Records about charts and figures
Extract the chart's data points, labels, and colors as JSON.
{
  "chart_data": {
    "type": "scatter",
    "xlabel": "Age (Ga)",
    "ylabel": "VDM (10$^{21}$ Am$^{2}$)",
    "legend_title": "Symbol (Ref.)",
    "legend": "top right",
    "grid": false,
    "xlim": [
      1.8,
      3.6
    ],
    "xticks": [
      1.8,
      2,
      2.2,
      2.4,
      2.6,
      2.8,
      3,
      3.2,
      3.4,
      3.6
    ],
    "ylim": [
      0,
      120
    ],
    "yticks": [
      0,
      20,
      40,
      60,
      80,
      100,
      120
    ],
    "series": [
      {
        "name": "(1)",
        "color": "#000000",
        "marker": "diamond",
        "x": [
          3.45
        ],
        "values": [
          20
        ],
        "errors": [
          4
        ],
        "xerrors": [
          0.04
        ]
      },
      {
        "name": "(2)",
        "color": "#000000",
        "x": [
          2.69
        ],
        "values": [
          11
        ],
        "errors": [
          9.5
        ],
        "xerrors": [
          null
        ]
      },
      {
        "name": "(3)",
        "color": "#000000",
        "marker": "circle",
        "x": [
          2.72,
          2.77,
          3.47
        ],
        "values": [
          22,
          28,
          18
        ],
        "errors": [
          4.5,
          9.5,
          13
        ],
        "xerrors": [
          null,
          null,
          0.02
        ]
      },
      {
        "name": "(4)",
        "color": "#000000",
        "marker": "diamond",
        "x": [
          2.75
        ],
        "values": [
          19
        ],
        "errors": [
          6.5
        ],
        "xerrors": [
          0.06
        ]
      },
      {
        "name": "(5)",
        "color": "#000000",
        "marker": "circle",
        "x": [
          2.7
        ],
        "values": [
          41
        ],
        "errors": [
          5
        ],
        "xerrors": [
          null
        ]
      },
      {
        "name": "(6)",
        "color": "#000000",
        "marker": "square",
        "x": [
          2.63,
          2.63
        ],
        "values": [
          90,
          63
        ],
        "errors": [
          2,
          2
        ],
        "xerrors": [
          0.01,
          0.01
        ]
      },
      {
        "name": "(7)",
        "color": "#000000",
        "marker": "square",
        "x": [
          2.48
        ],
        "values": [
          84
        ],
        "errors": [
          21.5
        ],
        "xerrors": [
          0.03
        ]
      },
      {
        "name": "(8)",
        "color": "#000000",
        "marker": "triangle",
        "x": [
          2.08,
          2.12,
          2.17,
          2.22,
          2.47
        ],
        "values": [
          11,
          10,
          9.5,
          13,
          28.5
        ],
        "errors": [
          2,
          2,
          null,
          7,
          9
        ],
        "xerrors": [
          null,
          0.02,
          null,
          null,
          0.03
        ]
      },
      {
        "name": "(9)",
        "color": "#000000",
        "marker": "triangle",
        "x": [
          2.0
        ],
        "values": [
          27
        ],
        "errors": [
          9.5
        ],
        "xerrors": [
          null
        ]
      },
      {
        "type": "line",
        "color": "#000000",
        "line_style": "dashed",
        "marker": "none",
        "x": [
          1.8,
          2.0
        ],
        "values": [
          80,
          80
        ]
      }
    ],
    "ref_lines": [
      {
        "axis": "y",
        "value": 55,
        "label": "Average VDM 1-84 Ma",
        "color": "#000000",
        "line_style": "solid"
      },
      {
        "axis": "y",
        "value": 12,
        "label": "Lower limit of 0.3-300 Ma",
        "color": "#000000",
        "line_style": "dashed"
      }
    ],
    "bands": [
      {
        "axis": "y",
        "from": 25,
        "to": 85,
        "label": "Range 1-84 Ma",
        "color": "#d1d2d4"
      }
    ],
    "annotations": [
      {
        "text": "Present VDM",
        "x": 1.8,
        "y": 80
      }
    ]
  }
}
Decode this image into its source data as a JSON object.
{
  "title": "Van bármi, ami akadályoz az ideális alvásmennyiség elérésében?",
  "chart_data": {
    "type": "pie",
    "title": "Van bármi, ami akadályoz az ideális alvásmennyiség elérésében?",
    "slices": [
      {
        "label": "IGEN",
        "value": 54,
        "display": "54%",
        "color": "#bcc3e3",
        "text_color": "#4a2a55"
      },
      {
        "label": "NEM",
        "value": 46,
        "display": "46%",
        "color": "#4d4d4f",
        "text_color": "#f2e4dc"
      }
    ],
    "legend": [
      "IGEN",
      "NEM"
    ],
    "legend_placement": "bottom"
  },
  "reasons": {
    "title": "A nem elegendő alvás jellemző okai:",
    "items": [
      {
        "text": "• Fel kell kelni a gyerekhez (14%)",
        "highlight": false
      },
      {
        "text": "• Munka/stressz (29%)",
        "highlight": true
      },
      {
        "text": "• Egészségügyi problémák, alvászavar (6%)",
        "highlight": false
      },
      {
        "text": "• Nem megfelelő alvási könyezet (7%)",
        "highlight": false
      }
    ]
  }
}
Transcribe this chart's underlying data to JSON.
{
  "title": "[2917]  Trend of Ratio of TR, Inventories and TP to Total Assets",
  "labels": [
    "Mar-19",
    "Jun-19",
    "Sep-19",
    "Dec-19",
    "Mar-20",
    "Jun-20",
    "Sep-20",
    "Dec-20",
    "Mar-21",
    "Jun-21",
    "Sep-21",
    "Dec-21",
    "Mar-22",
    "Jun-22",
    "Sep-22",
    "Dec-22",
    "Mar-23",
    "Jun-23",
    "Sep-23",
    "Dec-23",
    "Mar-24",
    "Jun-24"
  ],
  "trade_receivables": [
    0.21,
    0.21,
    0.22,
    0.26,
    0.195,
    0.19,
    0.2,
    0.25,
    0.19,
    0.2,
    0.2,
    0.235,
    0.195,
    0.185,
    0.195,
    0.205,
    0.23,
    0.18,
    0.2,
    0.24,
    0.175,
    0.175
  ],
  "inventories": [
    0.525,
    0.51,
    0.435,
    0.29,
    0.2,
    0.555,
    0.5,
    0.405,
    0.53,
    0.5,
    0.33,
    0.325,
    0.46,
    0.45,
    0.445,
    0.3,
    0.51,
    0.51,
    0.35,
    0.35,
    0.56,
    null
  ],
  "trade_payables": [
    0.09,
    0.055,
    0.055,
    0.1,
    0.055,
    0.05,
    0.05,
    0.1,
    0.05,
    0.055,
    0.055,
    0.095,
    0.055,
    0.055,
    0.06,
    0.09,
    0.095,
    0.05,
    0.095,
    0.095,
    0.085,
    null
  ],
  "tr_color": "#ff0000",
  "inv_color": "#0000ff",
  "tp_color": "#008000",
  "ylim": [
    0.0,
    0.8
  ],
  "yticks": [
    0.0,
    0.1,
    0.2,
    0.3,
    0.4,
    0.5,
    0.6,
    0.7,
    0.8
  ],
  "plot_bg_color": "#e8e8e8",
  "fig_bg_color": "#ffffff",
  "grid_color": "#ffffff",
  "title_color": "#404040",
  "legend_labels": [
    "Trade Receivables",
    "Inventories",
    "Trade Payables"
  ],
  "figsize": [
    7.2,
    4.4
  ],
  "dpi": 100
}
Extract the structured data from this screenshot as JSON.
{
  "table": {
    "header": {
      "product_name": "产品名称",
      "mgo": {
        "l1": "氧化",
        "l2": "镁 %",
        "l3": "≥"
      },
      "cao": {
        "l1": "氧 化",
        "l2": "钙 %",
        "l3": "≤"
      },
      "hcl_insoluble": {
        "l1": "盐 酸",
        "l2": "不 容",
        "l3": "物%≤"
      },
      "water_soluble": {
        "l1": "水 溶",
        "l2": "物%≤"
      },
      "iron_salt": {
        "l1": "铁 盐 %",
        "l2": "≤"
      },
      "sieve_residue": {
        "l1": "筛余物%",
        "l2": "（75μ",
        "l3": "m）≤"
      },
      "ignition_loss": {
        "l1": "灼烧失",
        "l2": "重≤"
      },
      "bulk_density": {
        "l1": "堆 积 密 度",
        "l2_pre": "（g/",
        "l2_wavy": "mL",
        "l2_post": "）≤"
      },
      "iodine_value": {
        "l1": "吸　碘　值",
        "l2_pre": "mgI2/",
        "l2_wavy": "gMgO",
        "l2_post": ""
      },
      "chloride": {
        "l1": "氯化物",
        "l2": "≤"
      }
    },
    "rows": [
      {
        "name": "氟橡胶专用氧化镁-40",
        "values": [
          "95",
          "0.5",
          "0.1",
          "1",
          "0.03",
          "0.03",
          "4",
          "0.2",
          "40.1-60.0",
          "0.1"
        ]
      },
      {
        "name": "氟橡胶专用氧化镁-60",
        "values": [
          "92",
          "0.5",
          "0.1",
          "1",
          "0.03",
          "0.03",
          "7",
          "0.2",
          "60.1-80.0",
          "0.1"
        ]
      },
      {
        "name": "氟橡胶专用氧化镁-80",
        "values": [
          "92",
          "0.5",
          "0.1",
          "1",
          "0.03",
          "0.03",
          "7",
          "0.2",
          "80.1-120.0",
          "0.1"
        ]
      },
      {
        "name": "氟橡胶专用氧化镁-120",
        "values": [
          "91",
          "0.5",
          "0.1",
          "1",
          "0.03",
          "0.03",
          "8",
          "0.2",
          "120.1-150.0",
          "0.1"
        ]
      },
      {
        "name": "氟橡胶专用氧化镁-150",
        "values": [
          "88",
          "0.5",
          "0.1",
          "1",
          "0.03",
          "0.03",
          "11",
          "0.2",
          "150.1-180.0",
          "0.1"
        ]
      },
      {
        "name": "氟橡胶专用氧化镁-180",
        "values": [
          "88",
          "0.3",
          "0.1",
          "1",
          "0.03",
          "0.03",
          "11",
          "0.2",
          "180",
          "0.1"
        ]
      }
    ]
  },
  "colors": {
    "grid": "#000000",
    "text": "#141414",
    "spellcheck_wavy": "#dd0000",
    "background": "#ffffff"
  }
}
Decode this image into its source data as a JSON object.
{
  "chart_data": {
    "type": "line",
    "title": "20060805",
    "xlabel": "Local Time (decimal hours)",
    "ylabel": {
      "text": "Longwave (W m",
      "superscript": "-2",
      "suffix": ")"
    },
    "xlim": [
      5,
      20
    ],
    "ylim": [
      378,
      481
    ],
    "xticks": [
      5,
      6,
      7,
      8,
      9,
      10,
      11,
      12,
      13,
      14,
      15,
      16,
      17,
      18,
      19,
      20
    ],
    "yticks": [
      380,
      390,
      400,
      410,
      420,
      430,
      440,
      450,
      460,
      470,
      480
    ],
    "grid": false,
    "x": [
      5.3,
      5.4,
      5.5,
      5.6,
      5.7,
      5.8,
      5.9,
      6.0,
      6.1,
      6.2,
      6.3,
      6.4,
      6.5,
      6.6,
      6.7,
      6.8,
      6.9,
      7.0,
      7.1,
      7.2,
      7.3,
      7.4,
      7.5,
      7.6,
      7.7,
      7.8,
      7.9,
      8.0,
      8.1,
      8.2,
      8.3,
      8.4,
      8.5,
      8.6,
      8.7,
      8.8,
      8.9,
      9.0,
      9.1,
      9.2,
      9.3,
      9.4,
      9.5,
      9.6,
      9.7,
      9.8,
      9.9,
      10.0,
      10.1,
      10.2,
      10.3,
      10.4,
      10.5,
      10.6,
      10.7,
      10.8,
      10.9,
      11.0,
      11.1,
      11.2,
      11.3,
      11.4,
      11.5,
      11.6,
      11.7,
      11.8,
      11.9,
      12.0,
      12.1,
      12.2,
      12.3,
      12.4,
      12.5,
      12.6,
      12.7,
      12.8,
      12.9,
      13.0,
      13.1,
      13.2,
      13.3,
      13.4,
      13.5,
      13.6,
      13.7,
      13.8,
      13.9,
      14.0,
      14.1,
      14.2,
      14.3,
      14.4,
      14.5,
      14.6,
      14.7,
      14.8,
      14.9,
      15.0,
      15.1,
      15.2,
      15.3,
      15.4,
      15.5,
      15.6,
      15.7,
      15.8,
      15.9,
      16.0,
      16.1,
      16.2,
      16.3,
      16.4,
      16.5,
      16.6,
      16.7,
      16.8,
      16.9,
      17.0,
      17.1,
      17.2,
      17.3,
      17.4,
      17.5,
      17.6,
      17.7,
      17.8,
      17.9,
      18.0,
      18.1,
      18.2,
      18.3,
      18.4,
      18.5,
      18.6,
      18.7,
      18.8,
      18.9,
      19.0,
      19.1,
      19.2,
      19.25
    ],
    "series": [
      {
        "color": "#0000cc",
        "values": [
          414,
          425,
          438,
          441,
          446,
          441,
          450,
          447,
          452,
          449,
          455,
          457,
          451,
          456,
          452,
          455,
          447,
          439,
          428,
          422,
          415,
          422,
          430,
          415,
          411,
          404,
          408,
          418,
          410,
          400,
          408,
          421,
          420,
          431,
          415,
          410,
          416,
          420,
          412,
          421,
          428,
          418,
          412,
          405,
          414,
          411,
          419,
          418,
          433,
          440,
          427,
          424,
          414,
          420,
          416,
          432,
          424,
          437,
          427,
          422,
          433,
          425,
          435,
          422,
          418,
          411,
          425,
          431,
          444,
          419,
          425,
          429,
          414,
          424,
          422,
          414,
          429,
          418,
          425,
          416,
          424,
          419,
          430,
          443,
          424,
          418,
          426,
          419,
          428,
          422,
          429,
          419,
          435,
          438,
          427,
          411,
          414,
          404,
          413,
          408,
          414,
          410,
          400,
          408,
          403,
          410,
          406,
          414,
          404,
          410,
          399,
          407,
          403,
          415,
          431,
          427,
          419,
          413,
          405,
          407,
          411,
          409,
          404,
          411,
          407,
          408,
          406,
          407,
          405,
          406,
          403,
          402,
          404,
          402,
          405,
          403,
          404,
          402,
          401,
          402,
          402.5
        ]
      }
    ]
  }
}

**The task:**
Track down every line of the material containing the string "ideális", and copy it.

**Response to this task:**
  "title": "Van bármi, ami akadályoz az ideális alvásmennyiség elérésében?",
    "title": "Van bármi, ami akadályoz az ideális alvásmennyiség elérésében?",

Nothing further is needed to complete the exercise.